== GOAL ==
Below are some records. Pull every line that contains the word "доставки".

== ENTRIES SHOWN ==
======
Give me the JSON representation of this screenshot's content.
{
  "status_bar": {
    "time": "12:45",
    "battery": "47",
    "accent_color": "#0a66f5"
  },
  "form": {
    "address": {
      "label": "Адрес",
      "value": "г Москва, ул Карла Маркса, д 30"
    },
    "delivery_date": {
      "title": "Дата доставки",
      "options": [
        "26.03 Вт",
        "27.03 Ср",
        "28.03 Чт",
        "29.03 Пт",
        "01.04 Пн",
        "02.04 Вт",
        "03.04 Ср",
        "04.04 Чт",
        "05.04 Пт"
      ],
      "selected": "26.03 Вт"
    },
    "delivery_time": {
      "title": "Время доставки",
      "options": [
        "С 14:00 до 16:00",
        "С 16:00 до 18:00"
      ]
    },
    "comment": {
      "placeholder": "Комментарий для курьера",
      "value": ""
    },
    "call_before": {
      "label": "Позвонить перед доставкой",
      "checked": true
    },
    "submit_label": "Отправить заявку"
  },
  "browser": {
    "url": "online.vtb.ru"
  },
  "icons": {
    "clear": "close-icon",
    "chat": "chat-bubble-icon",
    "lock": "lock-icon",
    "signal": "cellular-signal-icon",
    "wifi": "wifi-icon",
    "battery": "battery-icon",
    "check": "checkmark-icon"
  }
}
======
== RESULT OF THIS TASK ==
      "title": "Дата доставки",
      "title": "Время доставки",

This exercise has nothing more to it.